Your goal
Find every line in the records below that holds the word "this" and copy it.

※

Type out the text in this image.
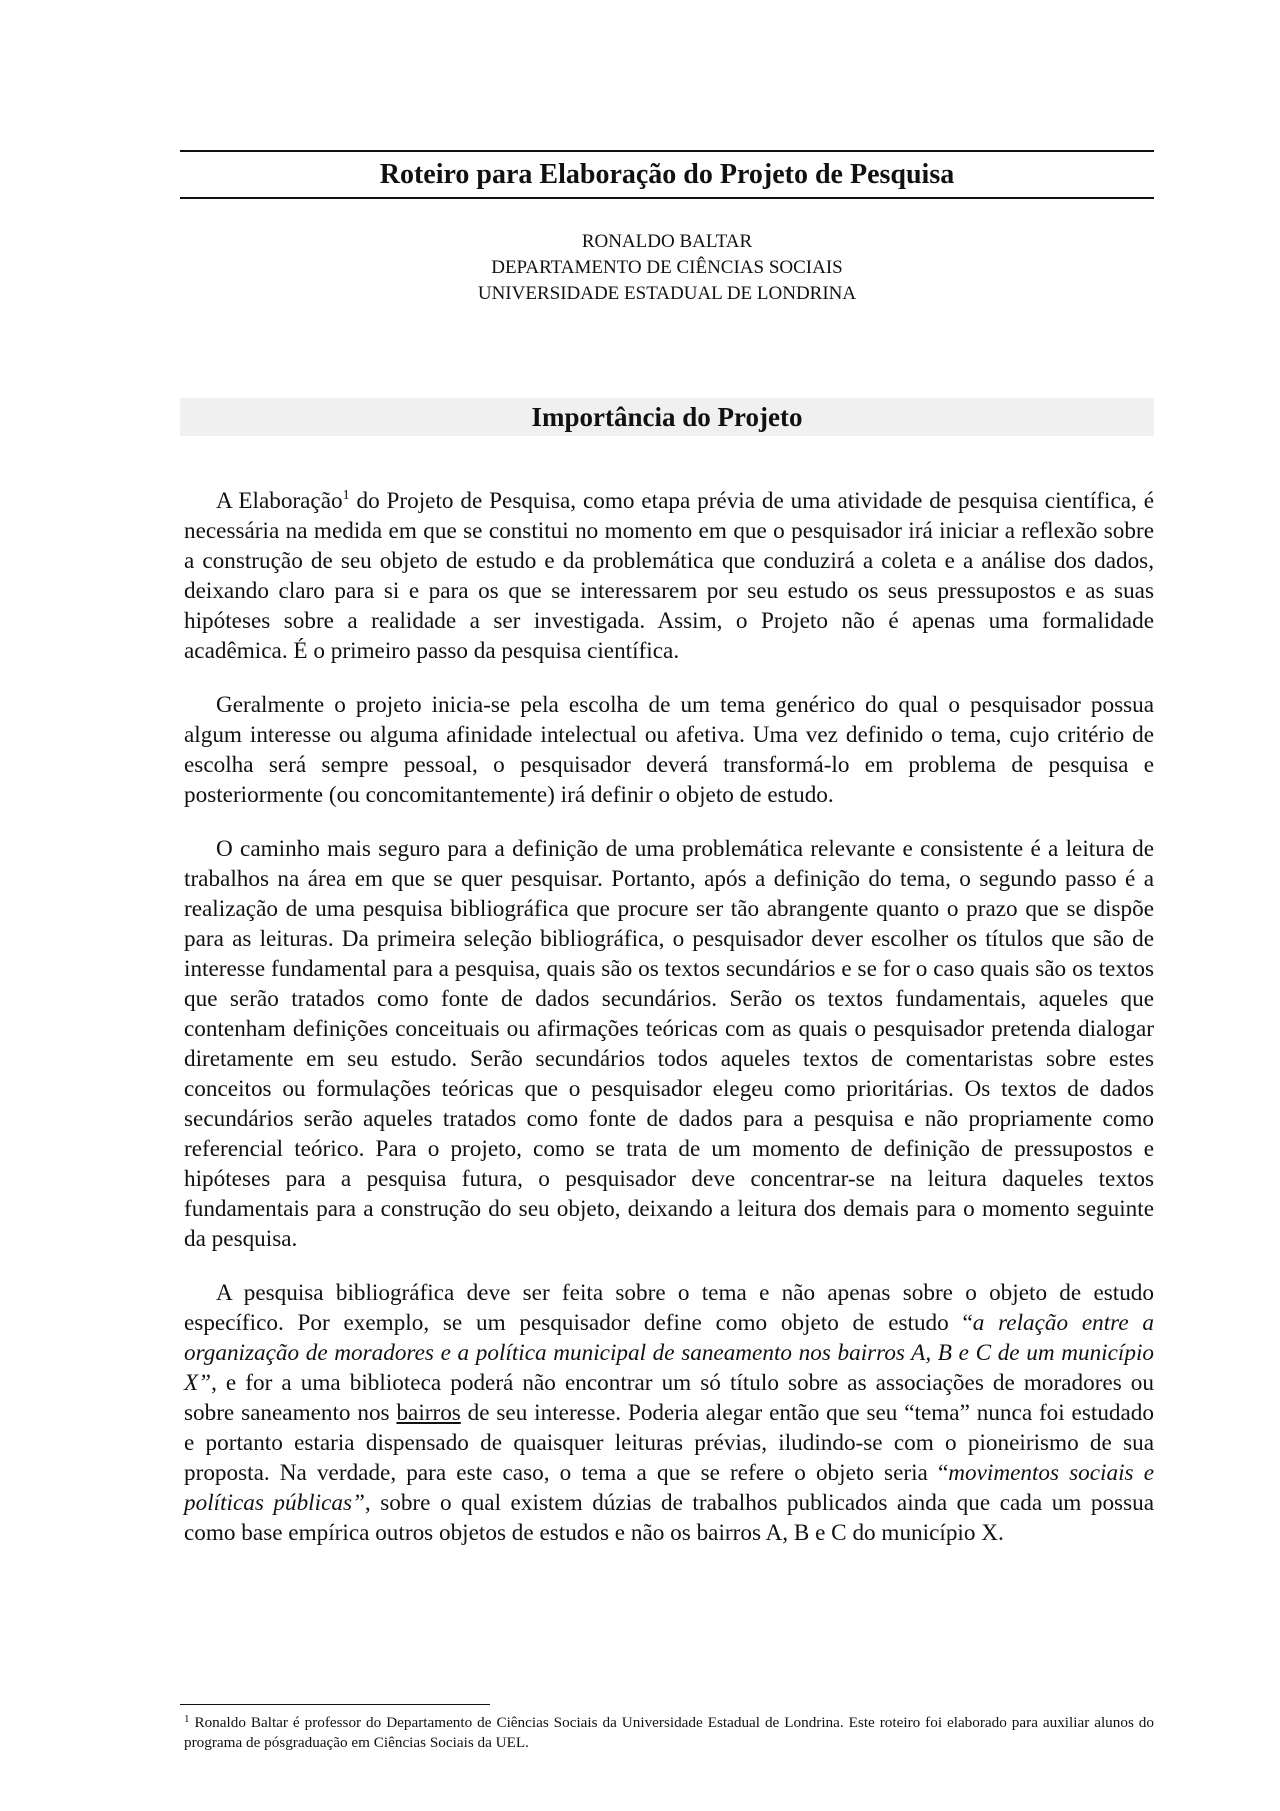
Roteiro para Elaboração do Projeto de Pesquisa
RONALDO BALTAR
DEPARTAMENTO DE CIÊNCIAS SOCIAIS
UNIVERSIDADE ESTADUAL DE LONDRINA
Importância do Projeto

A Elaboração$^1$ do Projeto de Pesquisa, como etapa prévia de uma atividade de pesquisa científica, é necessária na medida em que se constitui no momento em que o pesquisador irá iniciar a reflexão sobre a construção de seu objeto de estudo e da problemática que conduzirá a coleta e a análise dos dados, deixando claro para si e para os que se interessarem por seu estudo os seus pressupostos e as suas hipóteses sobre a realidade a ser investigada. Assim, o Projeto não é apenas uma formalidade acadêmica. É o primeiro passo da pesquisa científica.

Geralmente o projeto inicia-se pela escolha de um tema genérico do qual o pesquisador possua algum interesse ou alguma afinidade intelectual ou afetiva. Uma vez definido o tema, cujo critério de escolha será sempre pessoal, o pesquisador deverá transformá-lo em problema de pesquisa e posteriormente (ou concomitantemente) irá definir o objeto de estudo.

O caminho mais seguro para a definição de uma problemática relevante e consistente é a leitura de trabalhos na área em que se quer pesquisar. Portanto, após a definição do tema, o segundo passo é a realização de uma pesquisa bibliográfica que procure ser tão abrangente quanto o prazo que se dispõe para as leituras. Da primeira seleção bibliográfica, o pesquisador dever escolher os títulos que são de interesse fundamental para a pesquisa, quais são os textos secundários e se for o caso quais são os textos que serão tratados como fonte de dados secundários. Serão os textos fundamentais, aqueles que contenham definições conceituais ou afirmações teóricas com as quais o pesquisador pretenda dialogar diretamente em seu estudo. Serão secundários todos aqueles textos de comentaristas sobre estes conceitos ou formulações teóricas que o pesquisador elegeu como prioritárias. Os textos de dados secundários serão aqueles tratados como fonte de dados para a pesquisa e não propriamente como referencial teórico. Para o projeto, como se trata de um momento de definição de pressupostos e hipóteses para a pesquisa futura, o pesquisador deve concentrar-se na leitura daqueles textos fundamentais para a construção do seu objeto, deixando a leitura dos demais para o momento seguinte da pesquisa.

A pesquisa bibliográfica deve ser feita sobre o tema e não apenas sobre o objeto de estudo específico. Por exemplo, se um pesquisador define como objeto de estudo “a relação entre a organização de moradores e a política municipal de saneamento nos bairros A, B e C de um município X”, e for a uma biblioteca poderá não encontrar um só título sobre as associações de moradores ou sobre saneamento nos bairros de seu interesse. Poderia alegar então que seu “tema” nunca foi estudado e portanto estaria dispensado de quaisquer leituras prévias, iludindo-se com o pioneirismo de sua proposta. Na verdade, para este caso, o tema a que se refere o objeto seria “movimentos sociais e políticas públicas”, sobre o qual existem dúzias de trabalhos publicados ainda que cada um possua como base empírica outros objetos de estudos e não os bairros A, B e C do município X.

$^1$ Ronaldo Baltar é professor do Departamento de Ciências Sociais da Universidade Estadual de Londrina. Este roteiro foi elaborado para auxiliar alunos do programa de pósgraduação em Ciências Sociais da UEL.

※

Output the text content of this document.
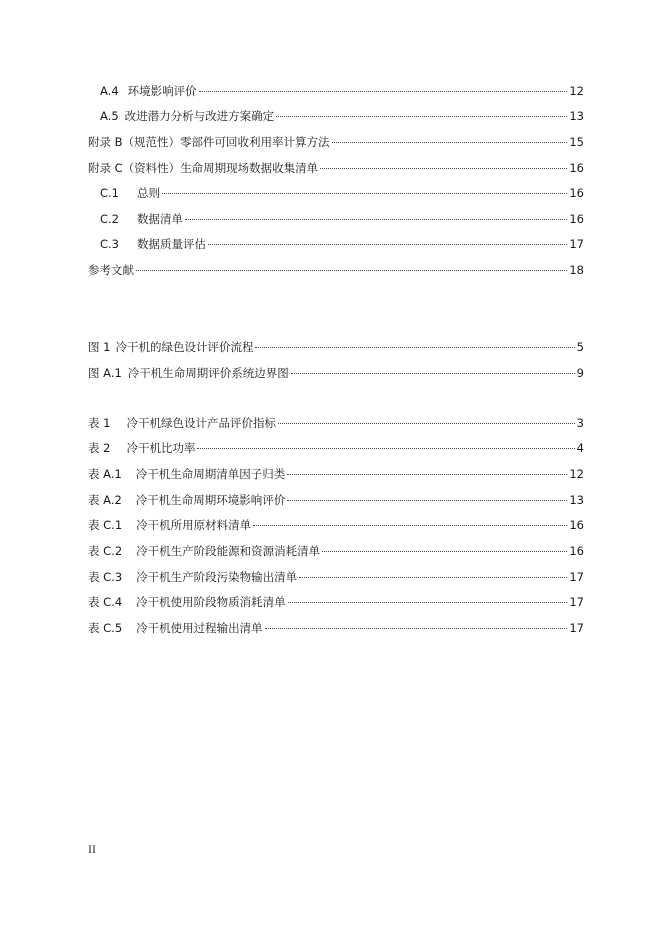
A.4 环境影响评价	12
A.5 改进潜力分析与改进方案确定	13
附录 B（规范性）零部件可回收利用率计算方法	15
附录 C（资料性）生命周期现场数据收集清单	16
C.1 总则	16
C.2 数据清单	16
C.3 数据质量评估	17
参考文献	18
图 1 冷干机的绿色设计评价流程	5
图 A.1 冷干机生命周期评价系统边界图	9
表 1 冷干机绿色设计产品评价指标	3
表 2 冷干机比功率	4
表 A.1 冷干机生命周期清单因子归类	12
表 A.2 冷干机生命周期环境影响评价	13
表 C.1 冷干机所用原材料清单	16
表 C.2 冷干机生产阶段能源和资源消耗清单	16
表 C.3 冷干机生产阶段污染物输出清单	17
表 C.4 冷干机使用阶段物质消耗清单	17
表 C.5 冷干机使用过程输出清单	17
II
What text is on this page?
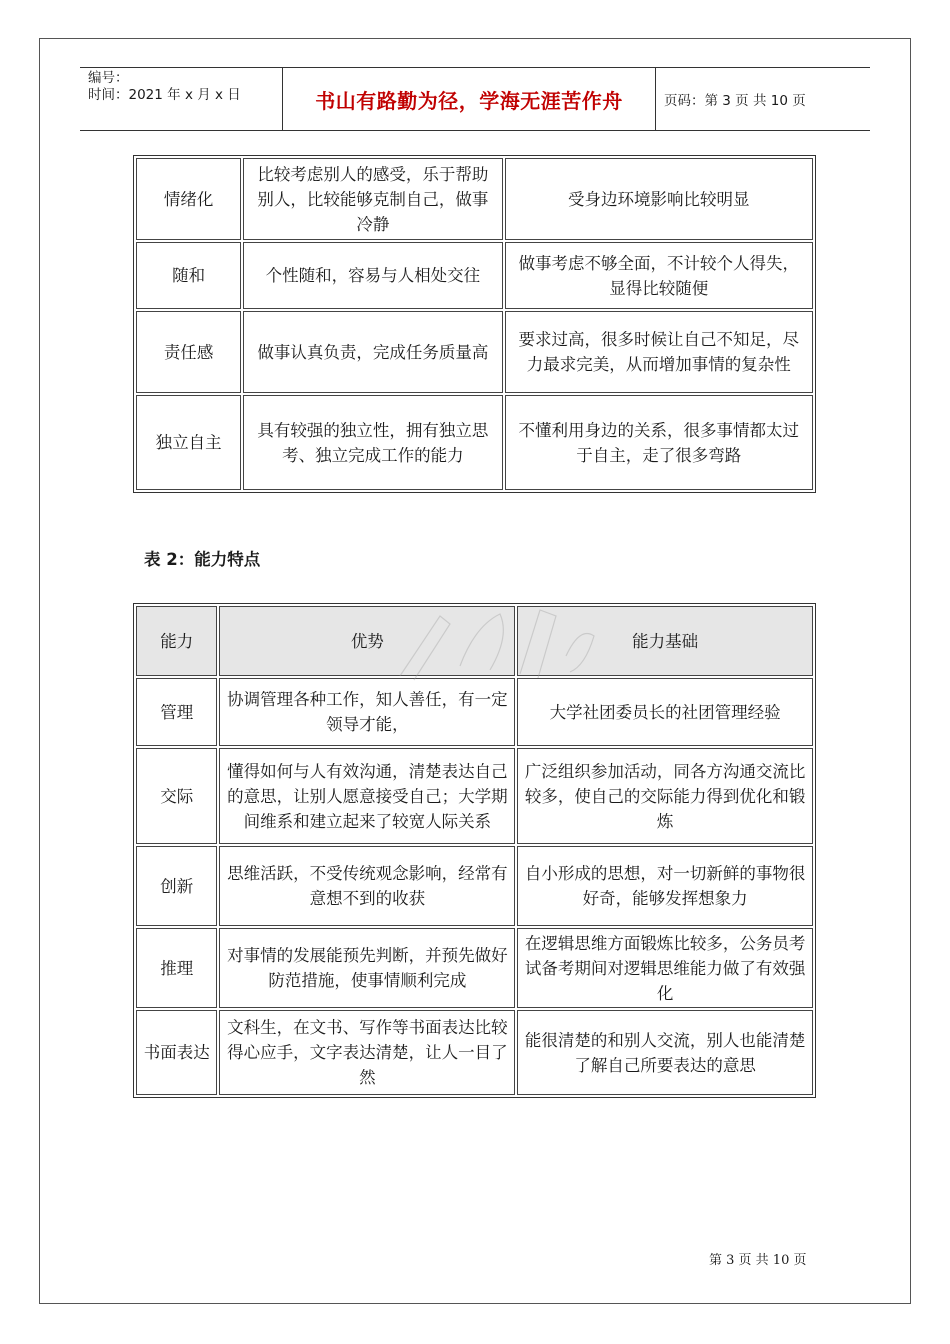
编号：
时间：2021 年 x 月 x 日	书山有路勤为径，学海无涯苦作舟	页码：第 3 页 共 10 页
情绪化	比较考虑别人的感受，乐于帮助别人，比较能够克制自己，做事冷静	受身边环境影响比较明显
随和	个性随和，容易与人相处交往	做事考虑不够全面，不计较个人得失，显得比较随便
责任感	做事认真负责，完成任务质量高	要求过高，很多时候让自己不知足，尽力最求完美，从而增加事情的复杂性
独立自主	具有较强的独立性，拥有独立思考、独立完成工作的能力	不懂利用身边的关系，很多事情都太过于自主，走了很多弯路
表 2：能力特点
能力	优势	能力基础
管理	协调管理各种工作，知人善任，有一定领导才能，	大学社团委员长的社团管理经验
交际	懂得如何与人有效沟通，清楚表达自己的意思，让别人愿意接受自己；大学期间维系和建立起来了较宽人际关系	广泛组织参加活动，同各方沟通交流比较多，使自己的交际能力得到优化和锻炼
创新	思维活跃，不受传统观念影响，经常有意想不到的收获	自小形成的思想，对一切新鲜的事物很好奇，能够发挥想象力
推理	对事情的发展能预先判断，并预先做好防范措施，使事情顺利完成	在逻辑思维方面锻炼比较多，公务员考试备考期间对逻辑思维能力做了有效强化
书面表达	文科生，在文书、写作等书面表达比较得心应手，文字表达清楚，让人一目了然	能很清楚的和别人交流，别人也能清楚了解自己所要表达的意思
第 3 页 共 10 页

※

Answer in full
Type out the text in this image.
Output the text content of this document.
What text is on this page?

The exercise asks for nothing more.